*What is asked:*
Repeat the listing in full, preserving every character.

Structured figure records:
========================================================================
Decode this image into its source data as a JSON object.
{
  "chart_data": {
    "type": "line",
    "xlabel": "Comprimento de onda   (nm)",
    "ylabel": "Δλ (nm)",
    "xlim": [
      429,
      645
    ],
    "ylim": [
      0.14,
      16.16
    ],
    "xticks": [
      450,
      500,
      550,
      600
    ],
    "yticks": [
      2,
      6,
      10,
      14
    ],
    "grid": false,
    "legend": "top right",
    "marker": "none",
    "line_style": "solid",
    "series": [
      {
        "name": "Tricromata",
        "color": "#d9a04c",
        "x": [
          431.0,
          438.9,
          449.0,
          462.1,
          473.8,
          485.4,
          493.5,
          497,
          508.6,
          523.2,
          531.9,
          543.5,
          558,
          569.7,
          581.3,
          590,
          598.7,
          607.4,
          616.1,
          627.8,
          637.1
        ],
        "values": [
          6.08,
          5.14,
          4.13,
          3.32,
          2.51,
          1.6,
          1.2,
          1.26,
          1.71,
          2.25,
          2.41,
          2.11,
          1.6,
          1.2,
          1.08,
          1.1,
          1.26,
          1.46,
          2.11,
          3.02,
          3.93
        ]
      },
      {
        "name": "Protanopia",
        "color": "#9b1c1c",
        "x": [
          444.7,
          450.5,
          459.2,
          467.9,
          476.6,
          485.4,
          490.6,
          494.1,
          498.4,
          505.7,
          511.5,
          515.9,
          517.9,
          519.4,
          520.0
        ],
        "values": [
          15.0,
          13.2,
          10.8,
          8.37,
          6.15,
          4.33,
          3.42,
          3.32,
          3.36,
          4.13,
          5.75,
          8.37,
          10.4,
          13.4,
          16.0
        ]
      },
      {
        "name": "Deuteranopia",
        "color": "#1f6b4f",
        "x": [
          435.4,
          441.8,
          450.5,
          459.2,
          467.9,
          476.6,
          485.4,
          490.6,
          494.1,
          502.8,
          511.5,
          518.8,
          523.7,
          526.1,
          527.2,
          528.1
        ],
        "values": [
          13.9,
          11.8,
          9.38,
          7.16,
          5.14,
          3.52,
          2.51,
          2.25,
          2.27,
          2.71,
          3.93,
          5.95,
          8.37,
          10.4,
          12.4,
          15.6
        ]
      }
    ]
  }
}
========================================================================
*Result of the exercise:*
Decode this image into its source data as a JSON object.
{
  "chart_data": {
    "type": "line",
    "xlabel": "Comprimento de onda   (nm)",
    "ylabel": "Δλ (nm)",
    "xlim": [
      429,
      645
    ],
    "ylim": [
      0.14,
      16.16
    ],
    "xticks": [
      450,
      500,
      550,
      600
    ],
    "yticks": [
      2,
      6,
      10,
      14
    ],
    "grid": false,
    "legend": "top right",
    "marker": "none",
    "line_style": "solid",
    "series": [
      {
        "name": "Tricromata",
        "color": "#d9a04c",
        "x": [
          431.0,
          438.9,
          449.0,
          462.1,
          473.8,
          485.4,
          493.5,
          497,
          508.6,
          523.2,
          531.9,
          543.5,
          558,
          569.7,
          581.3,
          590,
          598.7,
          607.4,
          616.1,
          627.8,
          637.1
        ],
        "values": [
          6.08,
          5.14,
          4.13,
          3.32,
          2.51,
          1.6,
          1.2,
          1.26,
          1.71,
          2.25,
          2.41,
          2.11,
          1.6,
          1.2,
          1.08,
          1.1,
          1.26,
          1.46,
          2.11,
          3.02,
          3.93
        ]
      },
      {
        "name": "Protanopia",
        "color": "#9b1c1c",
        "x": [
          444.7,
          450.5,
          459.2,
          467.9,
          476.6,
          485.4,
          490.6,
          494.1,
          498.4,
          505.7,
          511.5,
          515.9,
          517.9,
          519.4,
          520.0
        ],
        "values": [
          15.0,
          13.2,
          10.8,
          8.37,
          6.15,
          4.33,
          3.42,
          3.32,
          3.36,
          4.13,
          5.75,
          8.37,
          10.4,
          13.4,
          16.0
        ]
      },
      {
        "name": "Deuteranopia",
        "color": "#1f6b4f",
        "x": [
          435.4,
          441.8,
          450.5,
          459.2,
          467.9,
          476.6,
          485.4,
          490.6,
          494.1,
          502.8,
          511.5,
          518.8,
          523.7,
          526.1,
          527.2,
          528.1
        ],
        "values": [
          13.9,
          11.8,
          9.38,
          7.16,
          5.14,
          3.52,
          2.51,
          2.25,
          2.27,
          2.71,
          3.93,
          5.95,
          8.37,
          10.4,
          12.4,
          15.6
        ]
      }
    ]
  }
}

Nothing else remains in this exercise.